-- START OF SUPPLIED PASSAGE --

Ray Kurzweil, who will never die, is a brilliant and amusing inventor and thinker, but I believe he’s wrong in predicting that in 20 years or so we’re going to have nanobots introduced into our systems that allow us to directly plug our brains into the Internet. In what appears to be a Singularitarian circle jerk, some other futurists, including his associate Peter Diamandis, are very excited by his pronouncement, though let’s remember that Kurzweil has sometimes been wildly off in his prognostications. Remember when computers disappeared in 2009 because information was written directly onto our retinae by eyeglasses and contact lenses? Neither do I.
Such developments aren’t theoretically impossible, but such an aggressive timeline and so little attention to the downsides is puzzling. From Diamandis at Singularity Hub:
The implications of a connected neocortex are quite literally unfathomable. As such, any list I can come up with will pale in comparison to reality…but here are a few thoughts to get the ball rolling.

-- END OF SUPPLIED PASSAGE --

Reproduce word for word the stretch of the Kurzweil commentary above from "Ray Kurzweil, who" up to and including "Neither do I.".

-- START OF AVAILABLE DATA --

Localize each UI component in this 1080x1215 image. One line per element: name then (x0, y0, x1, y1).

-- END OF AVAILABLE DATA --

### REPLY:
Ray Kurzweil, who will never die, is a brilliant and amusing inventor and thinker, but I believe he’s wrong in predicting that in 20 years or so we’re going to have nanobots introduced into our systems that allow us to directly plug our brains into the Internet. In what appears to be a Singularitarian circle jerk, some other futurists, including his associate Peter Diamandis, are very excited by his pronouncement, though let’s remember that Kurzweil has sometimes been wildly off in his prognostications. Remember when computers disappeared in 2009 because information was written directly onto our retinae by eyeglasses and contact lenses? Neither do I.